* **Opdrachten**:
**a)** Typ de regels uit de records over, beginnend bij de regel met "Annotate this image: element" en eindigend bij de regel met "- standardy-s-mark-icon: [44, 587, 60, 609]", beide regels inbegrepen. Neem de afbeeldingen niet op in je antwoord.
**b)** Schrijf het fragment over de uitbreiding van het Brederocollege verder, te beginnen na de laatste zin ervan.

* **Te lezen fragment**:
-------

Ook bij de uitbreiding van het Brederocollege in Amsterdam-Noord (1998-2000) speelt een boom een vooraanstaande rol. Nadat eerder al enkele architecten hun tanden hebben stukgebeten op deze klus, gaat in 1998 de opdracht naar Van Gameren en Mastenbroek. Opmerkelijk, omdat de architecten geen ervaring hebben in scholenbouw. Zij breidden het bestaande schoolgebouw uit de jaren dertig aan de achterzijde uit met enkele praktijklokalen, een aula en twee gymnastieklokalen.
Als contrast met het monumentale, bakstenen gebouw is de nieuwbouw informeel en licht met veel glas. De begane grondgevel aan de Meeuwenlaan fungeert als een grote etalage, die uitzicht biedt op de achterliggende bakkerij, de keuken en het restaurant, dat twee keer per week voor bezoekers is geopend. Tussen de ingang voor restaurantbezoekers en twee sportlokalen ligt een trap naar het hoger gelegen plein, dat gedeeltelijk is ingericht als sportveld.
De nieuwbouw is zodanig gevormd dat een oude linde midden in het bouwterrein gespaard is gebleven. Het project krijgt in 2003 de Scholenbouw Vernieuwingsprijs. Maar niet alleen in architectonisch opzicht is de uitbreiding een succes. Het imago van de school en de sfeer zijn door de verbouwing enorm verbeterd. Dat past in de visie van Mastenbroek dat architectuur veel meer is dan alleen een bouwopdracht. Hij noemt het absurd dat er zo veel energie wordt gestopt in onderwijsvernieuwing, maar dat niemand zich bekommert over de omgeving waarin het leren moet plaatsvinden.

-------

* **Vastgelegde gegevens**:
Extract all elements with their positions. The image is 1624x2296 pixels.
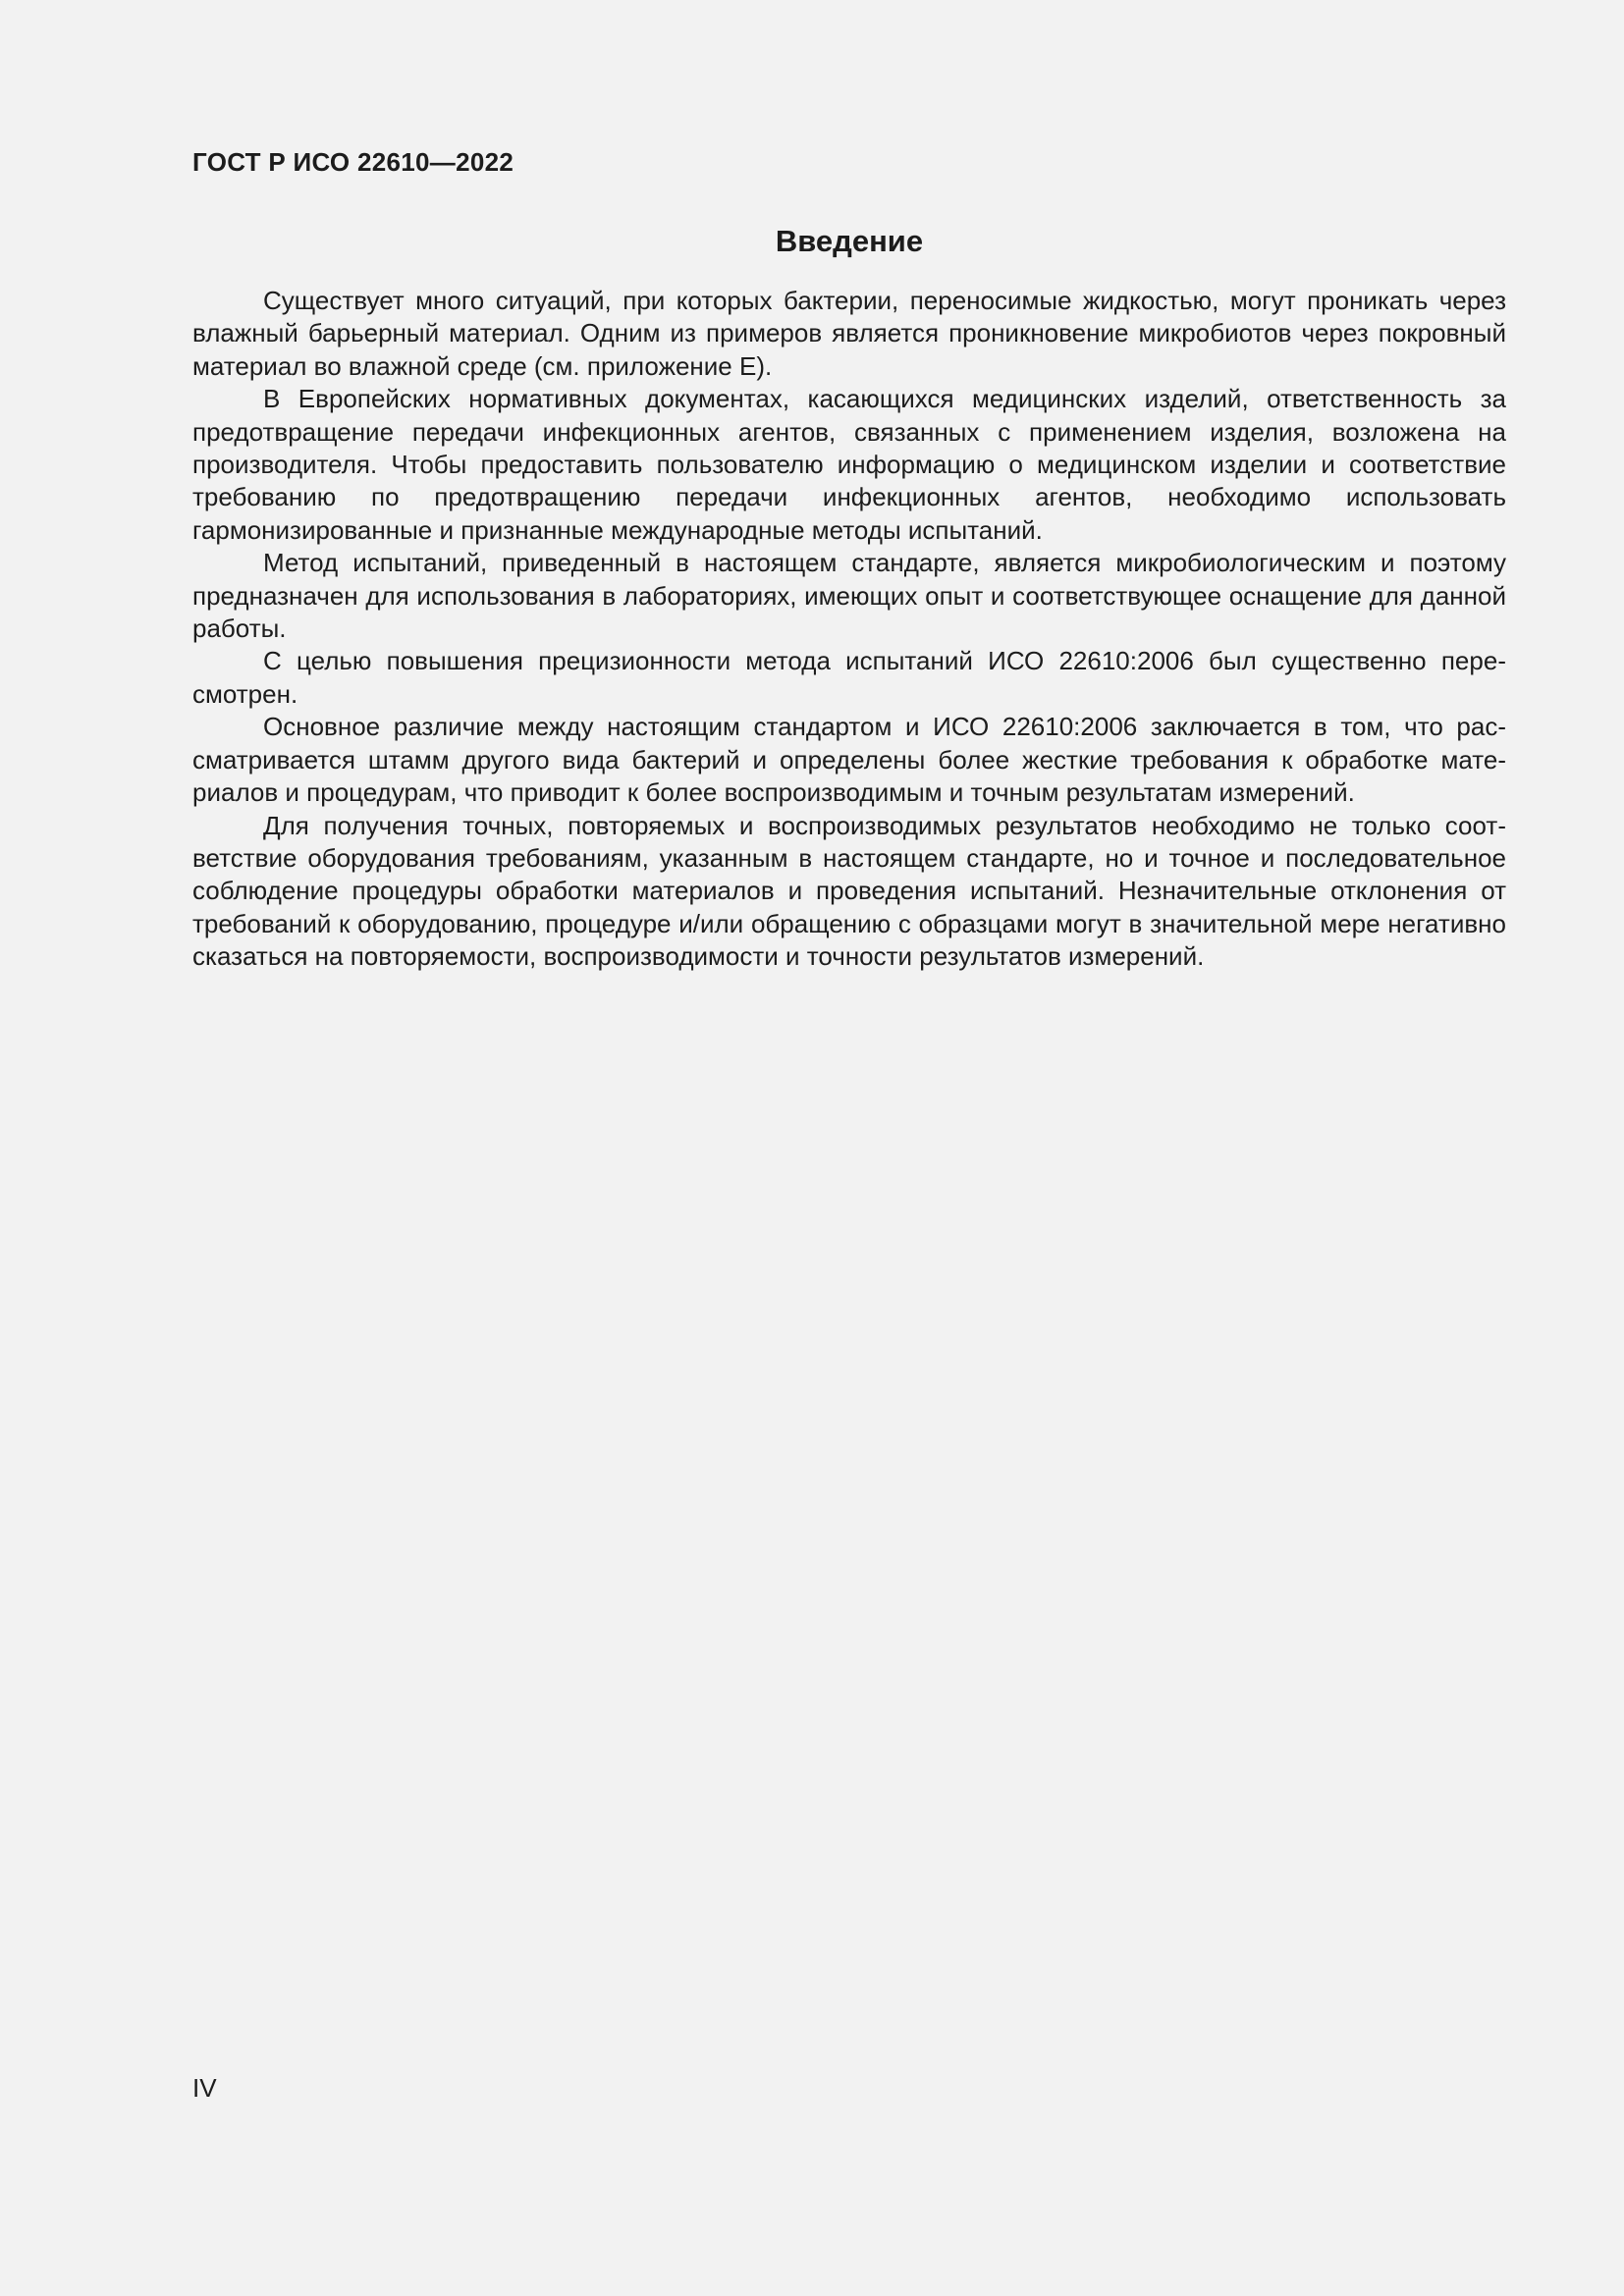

-------

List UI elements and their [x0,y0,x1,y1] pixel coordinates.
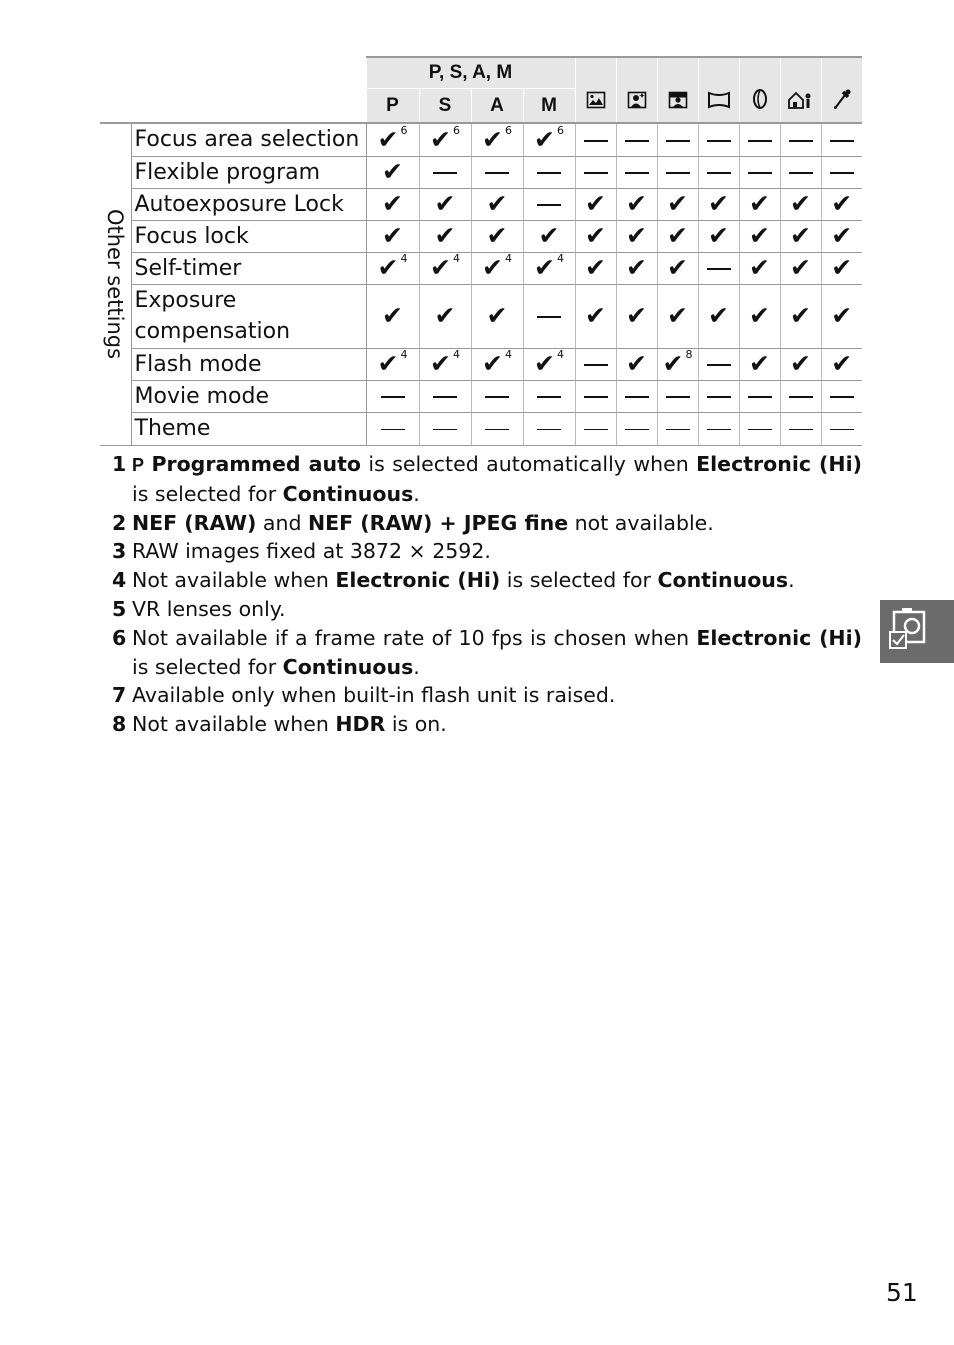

-------

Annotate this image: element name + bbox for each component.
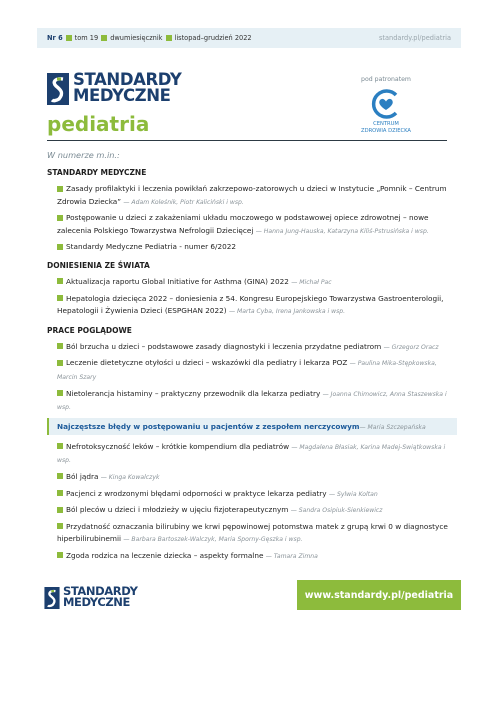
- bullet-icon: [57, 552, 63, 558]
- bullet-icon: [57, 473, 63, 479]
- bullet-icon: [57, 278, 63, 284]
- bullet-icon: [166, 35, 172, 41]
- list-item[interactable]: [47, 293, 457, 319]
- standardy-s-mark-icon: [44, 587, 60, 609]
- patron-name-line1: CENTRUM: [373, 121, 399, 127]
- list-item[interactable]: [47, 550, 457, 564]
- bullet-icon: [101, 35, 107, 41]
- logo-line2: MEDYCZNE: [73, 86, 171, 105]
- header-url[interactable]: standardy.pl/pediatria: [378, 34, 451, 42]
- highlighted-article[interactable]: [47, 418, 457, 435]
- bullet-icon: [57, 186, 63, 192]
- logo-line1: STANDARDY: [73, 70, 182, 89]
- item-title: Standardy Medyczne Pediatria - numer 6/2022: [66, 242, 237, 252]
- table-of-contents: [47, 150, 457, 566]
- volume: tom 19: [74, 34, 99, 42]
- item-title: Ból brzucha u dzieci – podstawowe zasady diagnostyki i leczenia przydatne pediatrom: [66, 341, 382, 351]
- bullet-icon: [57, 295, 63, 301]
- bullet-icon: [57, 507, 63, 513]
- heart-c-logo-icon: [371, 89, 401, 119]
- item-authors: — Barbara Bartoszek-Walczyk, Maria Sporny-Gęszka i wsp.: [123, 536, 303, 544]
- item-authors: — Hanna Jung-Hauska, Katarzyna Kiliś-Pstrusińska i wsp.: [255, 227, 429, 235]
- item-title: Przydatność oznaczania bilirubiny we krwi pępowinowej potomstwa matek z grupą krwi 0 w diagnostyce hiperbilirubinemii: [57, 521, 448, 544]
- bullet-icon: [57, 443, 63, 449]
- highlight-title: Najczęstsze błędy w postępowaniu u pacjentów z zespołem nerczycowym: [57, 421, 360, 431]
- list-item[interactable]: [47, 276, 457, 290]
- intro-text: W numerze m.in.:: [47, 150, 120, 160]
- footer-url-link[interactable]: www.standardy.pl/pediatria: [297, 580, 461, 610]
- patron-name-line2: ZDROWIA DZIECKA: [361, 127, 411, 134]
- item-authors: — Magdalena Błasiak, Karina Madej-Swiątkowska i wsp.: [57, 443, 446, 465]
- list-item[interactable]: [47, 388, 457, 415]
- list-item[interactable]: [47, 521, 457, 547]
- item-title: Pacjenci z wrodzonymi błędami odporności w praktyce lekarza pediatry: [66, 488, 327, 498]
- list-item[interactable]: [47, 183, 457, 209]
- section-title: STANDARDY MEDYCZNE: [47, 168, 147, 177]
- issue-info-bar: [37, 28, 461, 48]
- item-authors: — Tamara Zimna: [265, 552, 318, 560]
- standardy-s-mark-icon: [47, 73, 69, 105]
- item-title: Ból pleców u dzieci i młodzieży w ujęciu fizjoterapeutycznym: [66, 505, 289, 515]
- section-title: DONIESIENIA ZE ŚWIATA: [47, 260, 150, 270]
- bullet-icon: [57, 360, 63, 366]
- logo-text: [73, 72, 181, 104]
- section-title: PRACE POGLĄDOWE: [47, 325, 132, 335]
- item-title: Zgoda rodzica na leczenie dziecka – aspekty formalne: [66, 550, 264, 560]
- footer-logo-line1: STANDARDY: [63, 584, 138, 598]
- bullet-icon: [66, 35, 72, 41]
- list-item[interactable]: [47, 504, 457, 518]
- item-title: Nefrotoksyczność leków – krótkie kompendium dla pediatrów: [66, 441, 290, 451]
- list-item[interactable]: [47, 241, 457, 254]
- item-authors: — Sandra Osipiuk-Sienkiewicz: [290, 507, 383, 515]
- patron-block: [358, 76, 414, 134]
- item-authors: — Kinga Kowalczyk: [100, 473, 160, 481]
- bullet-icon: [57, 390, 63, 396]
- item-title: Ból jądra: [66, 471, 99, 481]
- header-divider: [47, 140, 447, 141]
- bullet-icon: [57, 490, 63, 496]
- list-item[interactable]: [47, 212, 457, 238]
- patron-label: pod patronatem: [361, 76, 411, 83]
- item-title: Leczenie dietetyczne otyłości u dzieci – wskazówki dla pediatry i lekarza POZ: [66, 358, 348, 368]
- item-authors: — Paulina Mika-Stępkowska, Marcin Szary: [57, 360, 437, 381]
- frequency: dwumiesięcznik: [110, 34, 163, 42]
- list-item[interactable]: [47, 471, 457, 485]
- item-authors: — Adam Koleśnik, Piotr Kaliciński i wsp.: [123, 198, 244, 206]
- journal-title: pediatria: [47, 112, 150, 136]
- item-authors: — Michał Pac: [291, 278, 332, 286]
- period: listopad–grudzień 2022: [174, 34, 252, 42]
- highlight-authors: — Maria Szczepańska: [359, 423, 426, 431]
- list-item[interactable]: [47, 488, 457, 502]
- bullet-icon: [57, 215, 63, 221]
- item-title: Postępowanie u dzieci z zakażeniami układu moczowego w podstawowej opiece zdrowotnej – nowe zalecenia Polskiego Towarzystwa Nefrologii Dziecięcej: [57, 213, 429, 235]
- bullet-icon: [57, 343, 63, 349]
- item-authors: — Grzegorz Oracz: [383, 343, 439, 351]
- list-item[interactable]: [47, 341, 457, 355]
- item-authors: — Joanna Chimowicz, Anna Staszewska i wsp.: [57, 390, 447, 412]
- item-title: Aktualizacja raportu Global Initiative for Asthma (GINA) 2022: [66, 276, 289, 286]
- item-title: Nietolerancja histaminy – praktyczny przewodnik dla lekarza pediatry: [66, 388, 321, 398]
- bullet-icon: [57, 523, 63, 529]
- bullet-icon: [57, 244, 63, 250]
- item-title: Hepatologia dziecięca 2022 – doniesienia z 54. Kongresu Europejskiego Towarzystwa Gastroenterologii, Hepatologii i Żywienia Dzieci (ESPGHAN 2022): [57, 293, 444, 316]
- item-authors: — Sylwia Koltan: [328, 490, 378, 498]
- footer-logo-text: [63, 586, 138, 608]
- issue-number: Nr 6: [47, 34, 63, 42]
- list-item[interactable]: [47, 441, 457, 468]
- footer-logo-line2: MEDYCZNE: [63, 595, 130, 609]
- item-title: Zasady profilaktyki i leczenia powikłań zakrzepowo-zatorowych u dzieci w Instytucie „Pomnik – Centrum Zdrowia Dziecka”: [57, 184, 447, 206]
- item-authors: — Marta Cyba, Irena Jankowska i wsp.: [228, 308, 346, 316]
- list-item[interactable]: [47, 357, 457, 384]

-------

* **Antwoorden**:
**a)**
Annotate this image: element name + bbox for each component.
- bullet-icon: [57, 552, 63, 558]
- bullet-icon: [57, 473, 63, 479]
- bullet-icon: [57, 278, 63, 284]
- bullet-icon: [166, 35, 172, 41]
- list-item[interactable]: [47, 293, 457, 319]
- standardy-s-mark-icon: [44, 587, 60, 609]

**b)**
In de zomer van 2002 verlaat Mastenbroek De Architectengroep en richt SeARCH op. In een verbouwde garage in Amsterdam-Noord ontwikkelt het team, inmiddels bestaande uit ruim veertig internationale architecten en medewerkers, architectuur, stedenbouw en landschapsarchitectuur. De opdrachtportefeuille van SeARCH is breed en strekt zich uit van particuliere woningen tot grote mixed-use projecten in Nederland en Europa.
Behalve als ontwerper doet Mastenbroek ook van zich spreken door zijn kritische visie ten aanzien van de bouwcultuur in Nederland. In Het Parool van 28 juni 2001 schrijft hij: “Nederlandse architectuur staat internationaal in de schijnwerpers en architecten zijn snel tevreden met dit beetje aandacht. Maar als je goed kijkt, zie je hoe onvoorstelbaar goedkoop en verre van duurzaam er wordt gebouwd.” Dat heeft alles te maken met het feit dat de gemiddelde Nederlander een huis met tuin in een Vinex-wijk prefereert boven een appartement in de stad. En van dat idee moeten we nu juist af, vindt Mastenbroek. Hij pleit voor een hogere dichtheid in de stad met hoogwaardige ruimtes en mooie overgangen van stad naar land. Het ‘donut-effect’, waarbij de binnensteden leeglopen en er alleen aan de buitenrand wordt bijgebouwd, moet worden tegengegaan. Volgens Mastenbroek kan dat door de grond onder appartementen goedkoper te maken en de grond onder grondgebonden woningen duurder. Immers, grond onder appartementen wordt efficiënter gebruikt en sluit aan op bestaande netwerken, terwijl voor de voorzieningen van een eengezinswoning in de polder de infrastructuur moet worden aangelegd en een stuk land moet worden opgeofferd.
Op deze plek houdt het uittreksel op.